EXERCISE OBJECTIVE:
Work out how many lines of the listing hold the string "pregnant". Answer with that number alone.

INFORMATION SHOWN:
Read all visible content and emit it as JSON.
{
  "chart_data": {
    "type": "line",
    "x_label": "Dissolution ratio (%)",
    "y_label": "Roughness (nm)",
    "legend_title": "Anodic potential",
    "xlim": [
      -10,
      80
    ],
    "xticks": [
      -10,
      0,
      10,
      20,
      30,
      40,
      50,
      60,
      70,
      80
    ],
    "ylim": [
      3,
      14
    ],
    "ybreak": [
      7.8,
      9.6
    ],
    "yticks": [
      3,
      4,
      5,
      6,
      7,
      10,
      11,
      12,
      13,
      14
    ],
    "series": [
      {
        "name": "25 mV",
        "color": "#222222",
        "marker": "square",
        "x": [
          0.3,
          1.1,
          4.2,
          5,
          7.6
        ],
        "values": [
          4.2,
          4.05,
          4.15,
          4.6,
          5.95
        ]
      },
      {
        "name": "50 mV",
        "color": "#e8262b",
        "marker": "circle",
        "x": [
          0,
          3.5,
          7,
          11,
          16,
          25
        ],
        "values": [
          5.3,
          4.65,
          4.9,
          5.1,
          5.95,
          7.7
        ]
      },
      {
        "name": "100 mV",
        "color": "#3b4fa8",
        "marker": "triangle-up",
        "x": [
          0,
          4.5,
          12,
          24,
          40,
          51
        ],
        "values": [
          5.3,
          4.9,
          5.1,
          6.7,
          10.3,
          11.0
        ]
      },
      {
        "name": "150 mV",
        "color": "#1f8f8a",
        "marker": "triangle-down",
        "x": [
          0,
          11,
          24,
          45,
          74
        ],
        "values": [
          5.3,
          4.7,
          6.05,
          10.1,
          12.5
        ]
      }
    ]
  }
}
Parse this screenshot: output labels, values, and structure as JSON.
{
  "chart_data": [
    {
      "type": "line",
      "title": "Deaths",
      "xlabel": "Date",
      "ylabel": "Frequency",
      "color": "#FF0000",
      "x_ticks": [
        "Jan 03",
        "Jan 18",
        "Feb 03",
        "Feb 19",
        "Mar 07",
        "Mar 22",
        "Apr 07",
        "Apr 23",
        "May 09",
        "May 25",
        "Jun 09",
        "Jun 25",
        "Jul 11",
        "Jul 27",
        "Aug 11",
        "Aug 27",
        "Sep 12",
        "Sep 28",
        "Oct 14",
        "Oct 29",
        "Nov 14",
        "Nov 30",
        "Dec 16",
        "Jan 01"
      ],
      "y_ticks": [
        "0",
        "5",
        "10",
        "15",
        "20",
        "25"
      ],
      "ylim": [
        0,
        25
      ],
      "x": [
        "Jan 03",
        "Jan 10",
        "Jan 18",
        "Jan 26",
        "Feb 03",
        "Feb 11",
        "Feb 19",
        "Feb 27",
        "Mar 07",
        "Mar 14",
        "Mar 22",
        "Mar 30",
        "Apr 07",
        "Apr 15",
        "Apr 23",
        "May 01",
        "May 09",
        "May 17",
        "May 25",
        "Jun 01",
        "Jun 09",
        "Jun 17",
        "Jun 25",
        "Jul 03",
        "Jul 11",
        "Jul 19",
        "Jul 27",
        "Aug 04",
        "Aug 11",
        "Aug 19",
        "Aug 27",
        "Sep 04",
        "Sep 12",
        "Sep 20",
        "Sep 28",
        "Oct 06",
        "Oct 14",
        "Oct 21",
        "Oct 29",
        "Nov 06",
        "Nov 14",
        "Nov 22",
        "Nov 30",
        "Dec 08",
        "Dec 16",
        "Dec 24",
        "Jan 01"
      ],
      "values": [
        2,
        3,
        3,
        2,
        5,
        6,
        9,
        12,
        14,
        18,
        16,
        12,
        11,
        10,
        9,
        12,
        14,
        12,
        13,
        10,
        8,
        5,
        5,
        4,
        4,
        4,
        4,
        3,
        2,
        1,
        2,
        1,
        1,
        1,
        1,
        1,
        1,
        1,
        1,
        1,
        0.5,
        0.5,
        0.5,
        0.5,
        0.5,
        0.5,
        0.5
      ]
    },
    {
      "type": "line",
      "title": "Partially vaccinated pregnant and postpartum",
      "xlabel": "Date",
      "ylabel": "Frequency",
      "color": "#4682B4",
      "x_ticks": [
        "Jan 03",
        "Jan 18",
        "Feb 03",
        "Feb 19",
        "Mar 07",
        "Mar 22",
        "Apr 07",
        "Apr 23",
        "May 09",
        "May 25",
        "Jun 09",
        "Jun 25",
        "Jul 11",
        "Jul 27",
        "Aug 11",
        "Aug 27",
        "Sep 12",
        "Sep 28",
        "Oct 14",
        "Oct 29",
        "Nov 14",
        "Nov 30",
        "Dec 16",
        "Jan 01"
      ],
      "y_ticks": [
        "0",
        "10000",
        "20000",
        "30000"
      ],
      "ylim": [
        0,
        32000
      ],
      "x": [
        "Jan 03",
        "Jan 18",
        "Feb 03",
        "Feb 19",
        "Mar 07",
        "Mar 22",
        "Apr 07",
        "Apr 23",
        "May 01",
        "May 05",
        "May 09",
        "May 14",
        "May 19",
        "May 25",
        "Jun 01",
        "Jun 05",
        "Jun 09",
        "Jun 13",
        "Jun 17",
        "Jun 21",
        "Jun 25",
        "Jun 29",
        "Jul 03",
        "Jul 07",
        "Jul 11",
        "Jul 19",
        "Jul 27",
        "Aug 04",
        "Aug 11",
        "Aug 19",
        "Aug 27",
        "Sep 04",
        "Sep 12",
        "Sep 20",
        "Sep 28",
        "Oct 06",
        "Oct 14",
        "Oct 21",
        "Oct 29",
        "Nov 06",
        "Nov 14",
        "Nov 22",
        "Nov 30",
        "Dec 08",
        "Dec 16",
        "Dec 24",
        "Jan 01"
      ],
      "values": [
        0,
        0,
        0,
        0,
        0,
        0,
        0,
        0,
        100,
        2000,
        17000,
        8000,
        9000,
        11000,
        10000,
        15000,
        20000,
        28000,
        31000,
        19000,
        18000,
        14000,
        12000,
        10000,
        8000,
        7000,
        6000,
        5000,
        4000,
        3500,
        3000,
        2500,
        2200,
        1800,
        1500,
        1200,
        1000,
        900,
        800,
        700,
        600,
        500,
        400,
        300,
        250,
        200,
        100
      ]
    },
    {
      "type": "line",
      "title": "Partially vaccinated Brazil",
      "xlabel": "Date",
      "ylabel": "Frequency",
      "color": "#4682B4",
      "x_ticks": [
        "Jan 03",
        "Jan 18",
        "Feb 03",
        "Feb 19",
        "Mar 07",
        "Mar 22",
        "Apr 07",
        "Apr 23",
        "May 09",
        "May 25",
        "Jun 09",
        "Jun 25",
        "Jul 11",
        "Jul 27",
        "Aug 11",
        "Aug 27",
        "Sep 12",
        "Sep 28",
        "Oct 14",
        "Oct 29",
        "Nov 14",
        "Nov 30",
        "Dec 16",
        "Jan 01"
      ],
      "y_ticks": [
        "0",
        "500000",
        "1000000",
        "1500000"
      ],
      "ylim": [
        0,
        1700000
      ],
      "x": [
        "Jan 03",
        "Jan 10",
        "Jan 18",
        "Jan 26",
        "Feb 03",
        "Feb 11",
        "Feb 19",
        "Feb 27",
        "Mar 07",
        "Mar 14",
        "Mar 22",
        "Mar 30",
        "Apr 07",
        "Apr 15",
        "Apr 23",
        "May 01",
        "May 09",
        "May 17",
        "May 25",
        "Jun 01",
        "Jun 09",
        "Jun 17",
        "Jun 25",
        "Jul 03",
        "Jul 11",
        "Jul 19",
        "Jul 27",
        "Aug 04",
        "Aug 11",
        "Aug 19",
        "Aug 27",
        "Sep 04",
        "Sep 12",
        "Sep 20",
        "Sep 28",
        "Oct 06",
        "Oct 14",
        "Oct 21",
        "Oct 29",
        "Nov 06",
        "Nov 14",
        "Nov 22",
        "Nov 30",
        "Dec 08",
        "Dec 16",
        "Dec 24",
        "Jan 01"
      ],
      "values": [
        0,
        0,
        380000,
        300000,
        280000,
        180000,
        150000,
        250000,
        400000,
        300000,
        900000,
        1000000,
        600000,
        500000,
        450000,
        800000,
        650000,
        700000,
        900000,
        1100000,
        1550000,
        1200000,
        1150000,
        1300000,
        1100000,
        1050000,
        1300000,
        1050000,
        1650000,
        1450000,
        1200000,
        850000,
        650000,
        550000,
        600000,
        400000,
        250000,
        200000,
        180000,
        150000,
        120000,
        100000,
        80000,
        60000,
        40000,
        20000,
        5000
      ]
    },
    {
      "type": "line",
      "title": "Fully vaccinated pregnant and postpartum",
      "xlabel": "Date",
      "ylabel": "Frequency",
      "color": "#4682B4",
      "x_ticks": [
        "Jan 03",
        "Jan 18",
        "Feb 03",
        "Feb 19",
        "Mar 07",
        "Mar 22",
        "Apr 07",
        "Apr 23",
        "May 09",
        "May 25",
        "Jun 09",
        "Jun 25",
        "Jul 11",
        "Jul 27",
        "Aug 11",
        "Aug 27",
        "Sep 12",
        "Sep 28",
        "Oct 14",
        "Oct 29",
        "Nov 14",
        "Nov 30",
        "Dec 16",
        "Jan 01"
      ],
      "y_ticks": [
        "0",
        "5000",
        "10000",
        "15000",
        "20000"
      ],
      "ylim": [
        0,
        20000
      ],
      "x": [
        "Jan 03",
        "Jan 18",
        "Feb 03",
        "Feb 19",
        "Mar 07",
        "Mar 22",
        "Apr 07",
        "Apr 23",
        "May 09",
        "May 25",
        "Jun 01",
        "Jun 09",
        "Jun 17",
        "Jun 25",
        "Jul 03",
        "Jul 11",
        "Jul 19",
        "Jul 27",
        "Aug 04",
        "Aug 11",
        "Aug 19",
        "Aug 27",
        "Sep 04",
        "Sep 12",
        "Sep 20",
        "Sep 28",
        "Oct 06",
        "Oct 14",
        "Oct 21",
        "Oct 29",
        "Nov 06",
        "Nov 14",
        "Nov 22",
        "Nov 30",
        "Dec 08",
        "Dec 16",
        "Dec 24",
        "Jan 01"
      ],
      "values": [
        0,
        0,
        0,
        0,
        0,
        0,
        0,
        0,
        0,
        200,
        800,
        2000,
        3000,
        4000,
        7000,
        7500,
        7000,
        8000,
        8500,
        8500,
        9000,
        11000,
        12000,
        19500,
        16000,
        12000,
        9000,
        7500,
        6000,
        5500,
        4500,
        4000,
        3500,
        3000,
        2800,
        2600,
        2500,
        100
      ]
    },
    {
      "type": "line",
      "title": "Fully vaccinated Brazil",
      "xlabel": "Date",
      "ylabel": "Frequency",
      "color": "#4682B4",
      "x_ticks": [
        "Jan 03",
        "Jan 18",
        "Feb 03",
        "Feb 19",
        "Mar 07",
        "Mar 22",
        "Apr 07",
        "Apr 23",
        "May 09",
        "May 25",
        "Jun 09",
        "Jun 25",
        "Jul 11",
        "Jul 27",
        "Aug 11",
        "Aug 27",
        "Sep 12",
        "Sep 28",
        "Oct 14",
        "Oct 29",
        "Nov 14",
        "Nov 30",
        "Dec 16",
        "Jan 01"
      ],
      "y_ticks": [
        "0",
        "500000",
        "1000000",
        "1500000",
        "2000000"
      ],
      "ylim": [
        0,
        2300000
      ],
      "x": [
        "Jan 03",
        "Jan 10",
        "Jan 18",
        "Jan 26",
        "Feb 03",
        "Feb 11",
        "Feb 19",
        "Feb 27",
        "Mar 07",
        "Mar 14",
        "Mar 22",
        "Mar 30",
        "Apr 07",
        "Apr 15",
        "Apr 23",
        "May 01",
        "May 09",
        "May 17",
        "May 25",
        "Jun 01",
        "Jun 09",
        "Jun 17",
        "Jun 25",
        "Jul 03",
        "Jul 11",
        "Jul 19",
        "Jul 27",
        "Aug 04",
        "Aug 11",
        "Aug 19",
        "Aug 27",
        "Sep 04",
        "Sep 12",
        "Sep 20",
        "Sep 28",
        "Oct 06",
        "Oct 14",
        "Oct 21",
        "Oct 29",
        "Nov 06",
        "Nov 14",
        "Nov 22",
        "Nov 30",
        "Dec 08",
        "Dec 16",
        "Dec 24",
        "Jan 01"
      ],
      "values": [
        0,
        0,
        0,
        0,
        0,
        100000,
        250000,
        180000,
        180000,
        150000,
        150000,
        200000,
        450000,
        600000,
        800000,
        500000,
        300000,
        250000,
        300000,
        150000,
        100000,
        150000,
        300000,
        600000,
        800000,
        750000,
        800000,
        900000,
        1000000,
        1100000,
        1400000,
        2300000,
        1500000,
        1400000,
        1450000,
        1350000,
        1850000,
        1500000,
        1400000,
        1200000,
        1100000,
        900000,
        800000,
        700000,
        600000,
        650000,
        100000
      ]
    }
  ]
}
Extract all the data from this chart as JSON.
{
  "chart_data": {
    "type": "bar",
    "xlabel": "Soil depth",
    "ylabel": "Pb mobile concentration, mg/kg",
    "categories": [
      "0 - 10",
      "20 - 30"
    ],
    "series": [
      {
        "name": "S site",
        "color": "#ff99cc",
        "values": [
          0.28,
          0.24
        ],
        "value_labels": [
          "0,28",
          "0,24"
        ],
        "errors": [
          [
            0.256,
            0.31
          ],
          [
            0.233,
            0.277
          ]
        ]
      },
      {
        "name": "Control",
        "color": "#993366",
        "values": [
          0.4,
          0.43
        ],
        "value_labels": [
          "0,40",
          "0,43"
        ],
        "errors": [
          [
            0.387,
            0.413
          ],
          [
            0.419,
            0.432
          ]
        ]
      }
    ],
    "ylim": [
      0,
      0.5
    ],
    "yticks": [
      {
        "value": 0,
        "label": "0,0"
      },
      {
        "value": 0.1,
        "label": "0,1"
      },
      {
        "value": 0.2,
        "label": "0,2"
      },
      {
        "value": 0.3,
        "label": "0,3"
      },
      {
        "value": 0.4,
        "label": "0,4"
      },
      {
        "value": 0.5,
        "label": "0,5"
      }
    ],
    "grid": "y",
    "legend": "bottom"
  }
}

PROBLEM SOLUTION:
2